Available data:
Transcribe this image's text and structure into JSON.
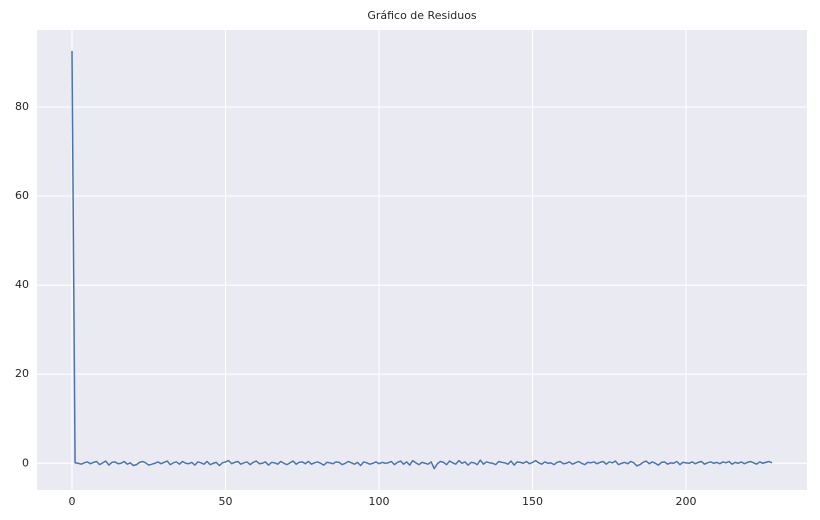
{
  "chart_data": {
    "type": "line",
    "title": "Gráfico de Residuos",
    "x": [
      0,
      1,
      2,
      3,
      4,
      5,
      6,
      7,
      8,
      9,
      10,
      11,
      12,
      13,
      14,
      15,
      16,
      17,
      18,
      19,
      20,
      21,
      22,
      23,
      24,
      25,
      26,
      27,
      28,
      29,
      30,
      31,
      32,
      33,
      34,
      35,
      36,
      37,
      38,
      39,
      40,
      41,
      42,
      43,
      44,
      45,
      46,
      47,
      48,
      49,
      50,
      51,
      52,
      53,
      54,
      55,
      56,
      57,
      58,
      59,
      60,
      61,
      62,
      63,
      64,
      65,
      66,
      67,
      68,
      69,
      70,
      71,
      72,
      73,
      74,
      75,
      76,
      77,
      78,
      79,
      80,
      81,
      82,
      83,
      84,
      85,
      86,
      87,
      88,
      89,
      90,
      91,
      92,
      93,
      94,
      95,
      96,
      97,
      98,
      99,
      100,
      101,
      102,
      103,
      104,
      105,
      106,
      107,
      108,
      109,
      110,
      111,
      112,
      113,
      114,
      115,
      116,
      117,
      118,
      119,
      120,
      121,
      122,
      123,
      124,
      125,
      126,
      127,
      128,
      129,
      130,
      131,
      132,
      133,
      134,
      135,
      136,
      137,
      138,
      139,
      140,
      141,
      142,
      143,
      144,
      145,
      146,
      147,
      148,
      149,
      150,
      151,
      152,
      153,
      154,
      155,
      156,
      157,
      158,
      159,
      160,
      161,
      162,
      163,
      164,
      165,
      166,
      167,
      168,
      169,
      170,
      171,
      172,
      173,
      174,
      175,
      176,
      177,
      178,
      179,
      180,
      181,
      182,
      183,
      184,
      185,
      186,
      187,
      188,
      189,
      190,
      191,
      192,
      193,
      194,
      195,
      196,
      197,
      198,
      199,
      200,
      201,
      202,
      203,
      204,
      205,
      206,
      207,
      208,
      209,
      210,
      211,
      212,
      213,
      214,
      215,
      216,
      217,
      218,
      219,
      220,
      221,
      222,
      223,
      224,
      225,
      226,
      227,
      228
    ],
    "series": [
      {
        "color": "#4c72b0",
        "values": [
          92.6,
          0.1,
          0.0,
          -0.2,
          0.1,
          0.3,
          -0.1,
          0.2,
          0.4,
          -0.3,
          0.1,
          0.5,
          -0.4,
          0.2,
          0.3,
          -0.1,
          0.0,
          0.4,
          -0.2,
          0.1,
          -0.5,
          -0.3,
          0.2,
          0.4,
          0.1,
          -0.4,
          -0.2,
          0.0,
          0.3,
          -0.1,
          0.2,
          0.5,
          -0.3,
          0.1,
          0.3,
          -0.2,
          0.4,
          0.0,
          -0.1,
          0.2,
          -0.4,
          0.3,
          0.1,
          -0.2,
          0.4,
          -0.3,
          0.0,
          0.2,
          -0.5,
          0.1,
          0.3,
          0.6,
          -0.1,
          0.2,
          0.4,
          -0.2,
          0.1,
          0.3,
          -0.3,
          0.2,
          0.5,
          -0.1,
          0.0,
          0.3,
          -0.4,
          0.2,
          0.1,
          -0.2,
          0.4,
          0.0,
          -0.3,
          0.1,
          0.5,
          -0.2,
          0.2,
          0.3,
          -0.1,
          0.4,
          -0.2,
          0.1,
          0.3,
          0.0,
          -0.4,
          0.2,
          0.1,
          -0.1,
          0.3,
          0.2,
          -0.3,
          0.0,
          0.4,
          0.1,
          -0.2,
          0.2,
          -0.5,
          0.3,
          0.1,
          -0.2,
          0.0,
          0.3,
          -0.1,
          0.2,
          0.0,
          0.1,
          0.4,
          -0.3,
          0.2,
          0.5,
          -0.2,
          0.3,
          -0.4,
          0.6,
          0.1,
          -0.3,
          0.2,
          0.0,
          -0.2,
          0.3,
          -1.2,
          -0.1,
          0.4,
          0.2,
          -0.3,
          0.5,
          0.1,
          -0.2,
          0.6,
          0.0,
          0.3,
          -0.4,
          0.2,
          0.1,
          -0.3,
          0.7,
          -0.2,
          0.3,
          0.1,
          0.0,
          -0.3,
          0.4,
          0.2,
          0.1,
          -0.2,
          0.5,
          -0.4,
          0.3,
          0.2,
          0.0,
          0.4,
          -0.1,
          0.2,
          0.6,
          0.1,
          -0.2,
          0.3,
          0.0,
          0.1,
          -0.3,
          0.2,
          0.4,
          -0.1,
          0.0,
          0.3,
          -0.2,
          0.1,
          0.4,
          0.0,
          -0.3,
          0.2,
          0.1,
          0.3,
          -0.1,
          0.2,
          0.4,
          -0.2,
          0.3,
          0.1,
          0.5,
          -0.3,
          0.0,
          0.2,
          -0.1,
          0.4,
          0.1,
          -0.6,
          -0.3,
          0.2,
          0.5,
          -0.1,
          0.3,
          0.0,
          -0.4,
          0.2,
          0.3,
          -0.2,
          0.1,
          0.0,
          0.4,
          -0.3,
          0.2,
          0.1,
          0.0,
          0.3,
          -0.1,
          0.2,
          0.4,
          -0.2,
          0.1,
          0.3,
          0.0,
          0.2,
          -0.1,
          0.3,
          0.1,
          0.4,
          -0.2,
          0.2,
          0.0,
          0.3,
          -0.1,
          0.2,
          0.4,
          0.1,
          -0.2,
          0.3,
          0.0,
          0.2,
          0.4,
          0.1
        ]
      }
    ],
    "xlim": [
      -11.4,
      239.4
    ],
    "xticks": [
      0,
      50,
      100,
      150,
      200
    ],
    "ylim": [
      -6,
      97.3
    ],
    "yticks": [
      0,
      20,
      40,
      60,
      80
    ],
    "grid": true
  }
}
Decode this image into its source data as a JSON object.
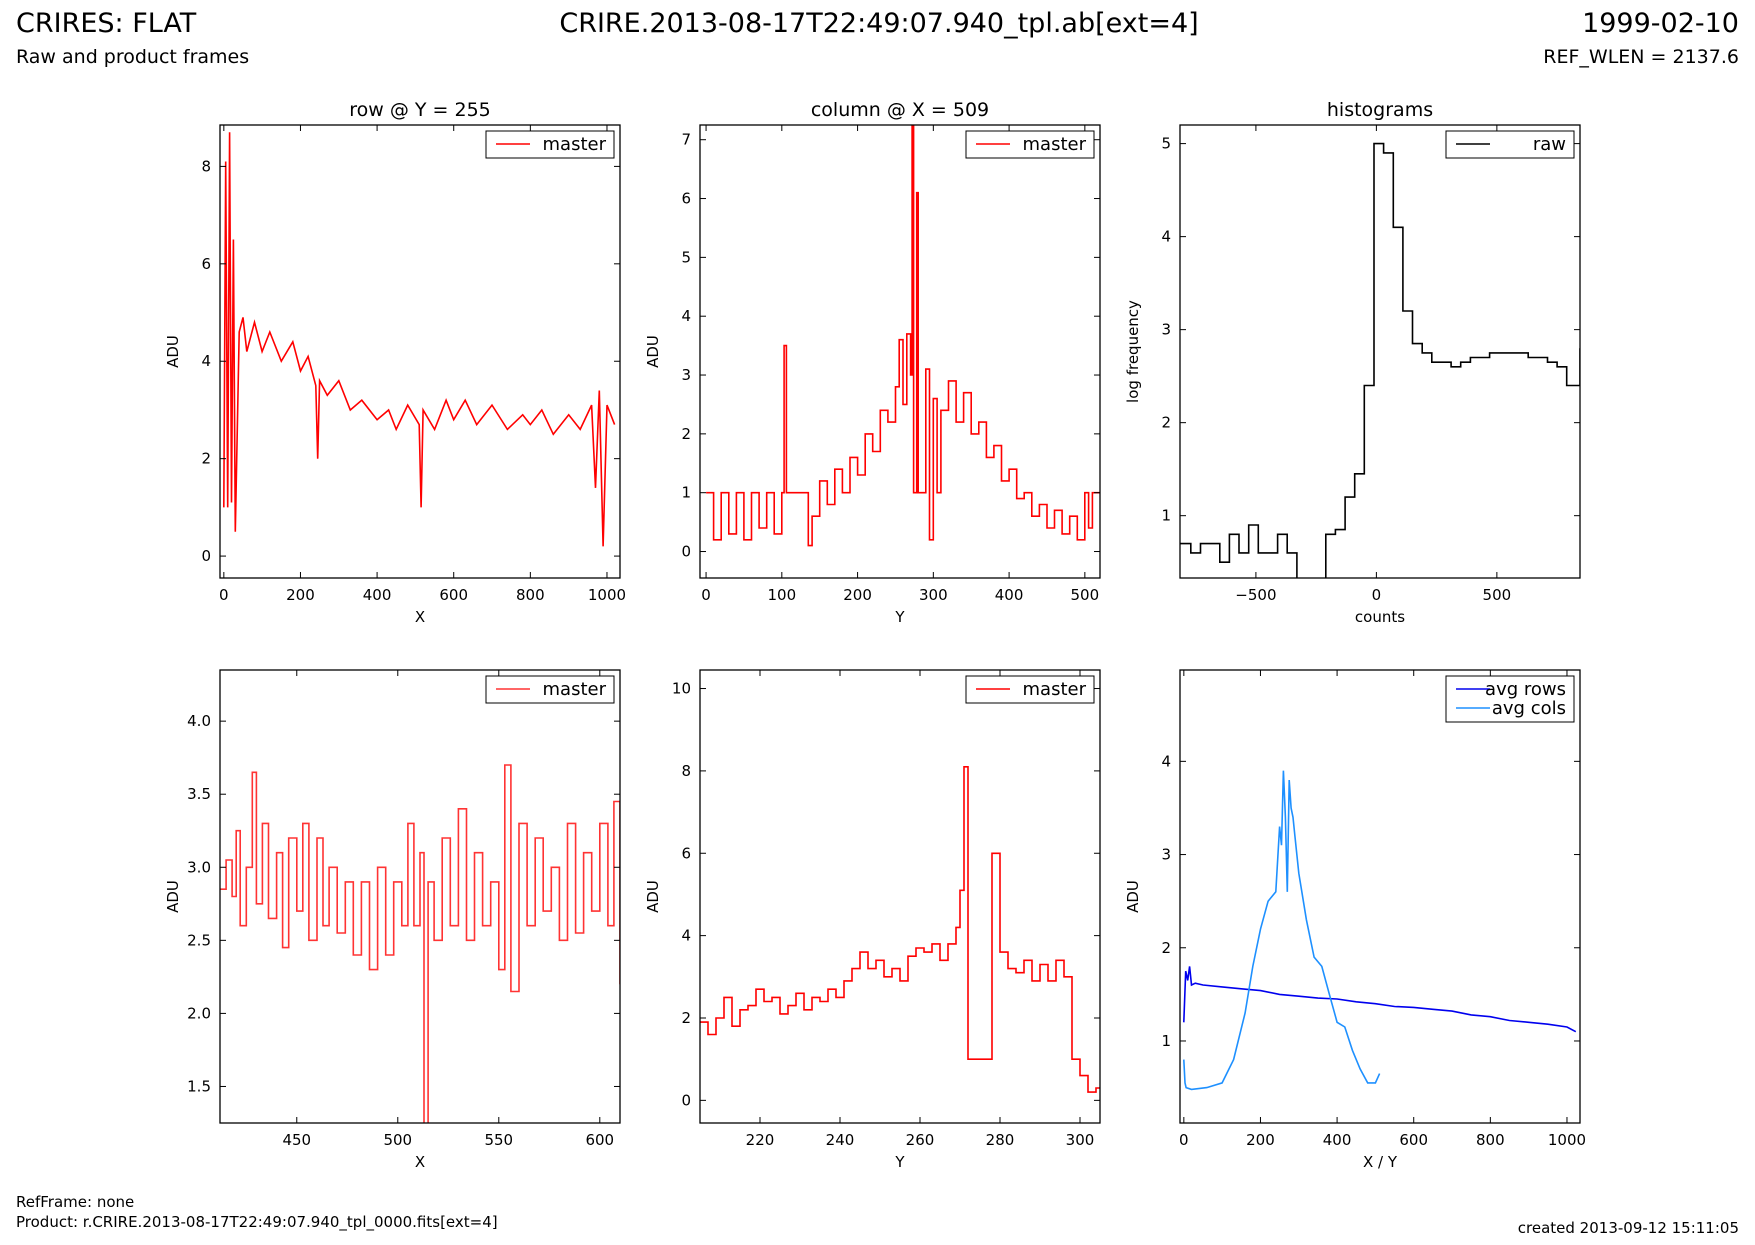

Task requirements:
Transcribe all the data word for word; the images stay out.

Full answer:
Transcribe this image's text and structure into JSON.
{
  "chart_data": {
    "type": "line",
    "title": "Gráfico de Residuos",
    "x": [
      0,
      1,
      2,
      3,
      4,
      5,
      6,
      7,
      8,
      9,
      10,
      11,
      12,
      13,
      14,
      15,
      16,
      17,
      18,
      19,
      20,
      21,
      22,
      23,
      24,
      25,
      26,
      27,
      28,
      29,
      30,
      31,
      32,
      33,
      34,
      35,
      36,
      37,
      38,
      39,
      40,
      41,
      42,
      43,
      44,
      45,
      46,
      47,
      48,
      49,
      50,
      51,
      52,
      53,
      54,
      55,
      56,
      57,
      58,
      59,
      60,
      61,
      62,
      63,
      64,
      65,
      66,
      67,
      68,
      69,
      70,
      71,
      72,
      73,
      74,
      75,
      76,
      77,
      78,
      79,
      80,
      81,
      82,
      83,
      84,
      85,
      86,
      87,
      88,
      89,
      90,
      91,
      92,
      93,
      94,
      95,
      96,
      97,
      98,
      99,
      100,
      101,
      102,
      103,
      104,
      105,
      106,
      107,
      108,
      109,
      110,
      111,
      112,
      113,
      114,
      115,
      116,
      117,
      118,
      119,
      120,
      121,
      122,
      123,
      124,
      125,
      126,
      127,
      128,
      129,
      130,
      131,
      132,
      133,
      134,
      135,
      136,
      137,
      138,
      139,
      140,
      141,
      142,
      143,
      144,
      145,
      146,
      147,
      148,
      149,
      150,
      151,
      152,
      153,
      154,
      155,
      156,
      157,
      158,
      159,
      160,
      161,
      162,
      163,
      164,
      165,
      166,
      167,
      168,
      169,
      170,
      171,
      172,
      173,
      174,
      175,
      176,
      177,
      178,
      179,
      180,
      181,
      182,
      183,
      184,
      185,
      186,
      187,
      188,
      189,
      190,
      191,
      192,
      193,
      194,
      195,
      196,
      197,
      198,
      199,
      200,
      201,
      202,
      203,
      204,
      205,
      206,
      207,
      208,
      209,
      210,
      211,
      212,
      213,
      214,
      215,
      216,
      217,
      218,
      219,
      220,
      221,
      222,
      223,
      224,
      225,
      226,
      227,
      228
    ],
    "series": [
      {
        "color": "#4c72b0",
        "values": [
          92.6,
          0.1,
          0.0,
          -0.2,
          0.1,
          0.3,
          -0.1,
          0.2,
          0.4,
          -0.3,
          0.1,
          0.5,
          -0.4,
          0.2,
          0.3,
          -0.1,
          0.0,
          0.4,
          -0.2,
          0.1,
          -0.5,
          -0.3,
          0.2,
          0.4,
          0.1,
          -0.4,
          -0.2,
          0.0,
          0.3,
          -0.1,
          0.2,
          0.5,
          -0.3,
          0.1,
          0.3,
          -0.2,
          0.4,
          0.0,
          -0.1,
          0.2,
          -0.4,
          0.3,
          0.1,
          -0.2,
          0.4,
          -0.3,
          0.0,
          0.2,
          -0.5,
          0.1,
          0.3,
          0.6,
          -0.1,
          0.2,
          0.4,
          -0.2,
          0.1,
          0.3,
          -0.3,
          0.2,
          0.5,
          -0.1,
          0.0,
          0.3,
          -0.4,
          0.2,
          0.1,
          -0.2,
          0.4,
          0.0,
          -0.3,
          0.1,
          0.5,
          -0.2,
          0.2,
          0.3,
          -0.1,
          0.4,
          -0.2,
          0.1,
          0.3,
          0.0,
          -0.4,
          0.2,
          0.1,
          -0.1,
          0.3,
          0.2,
          -0.3,
          0.0,
          0.4,
          0.1,
          -0.2,
          0.2,
          -0.5,
          0.3,
          0.1,
          -0.2,
          0.0,
          0.3,
          -0.1,
          0.2,
          0.0,
          0.1,
          0.4,
          -0.3,
          0.2,
          0.5,
          -0.2,
          0.3,
          -0.4,
          0.6,
          0.1,
          -0.3,
          0.2,
          0.0,
          -0.2,
          0.3,
          -1.2,
          -0.1,
          0.4,
          0.2,
          -0.3,
          0.5,
          0.1,
          -0.2,
          0.6,
          0.0,
          0.3,
          -0.4,
          0.2,
          0.1,
          -0.3,
          0.7,
          -0.2,
          0.3,
          0.1,
          0.0,
          -0.3,
          0.4,
          0.2,
          0.1,
          -0.2,
          0.5,
          -0.4,
          0.3,
          0.2,
          0.0,
          0.4,
          -0.1,
          0.2,
          0.6,
          0.1,
          -0.2,
          0.3,
          0.0,
          0.1,
          -0.3,
          0.2,
          0.4,
          -0.1,
          0.0,
          0.3,
          -0.2,
          0.1,
          0.4,
          0.0,
          -0.3,
          0.2,
          0.1,
          0.3,
          -0.1,
          0.2,
          0.4,
          -0.2,
          0.3,
          0.1,
          0.5,
          -0.3,
          0.0,
          0.2,
          -0.1,
          0.4,
          0.1,
          -0.6,
          -0.3,
          0.2,
          0.5,
          -0.1,
          0.3,
          0.0,
          -0.4,
          0.2,
          0.3,
          -0.2,
          0.1,
          0.0,
          0.4,
          -0.3,
          0.2,
          0.1,
          0.0,
          0.3,
          -0.1,
          0.2,
          0.4,
          -0.2,
          0.1,
          0.3,
          0.0,
          0.2,
          -0.1,
          0.3,
          0.1,
          0.4,
          -0.2,
          0.2,
          0.0,
          0.3,
          -0.1,
          0.2,
          0.4,
          0.1,
          -0.2,
          0.3,
          0.0,
          0.2,
          0.4,
          0.1
        ]
      }
    ],
    "xlim": [
      -11.4,
      239.4
    ],
    "xticks": [
      0,
      50,
      100,
      150,
      200
    ],
    "ylim": [
      -6,
      97.3
    ],
    "yticks": [
      0,
      20,
      40,
      60,
      80
    ],
    "grid": true
  }
}
Decode this image into its source data as a JSON object.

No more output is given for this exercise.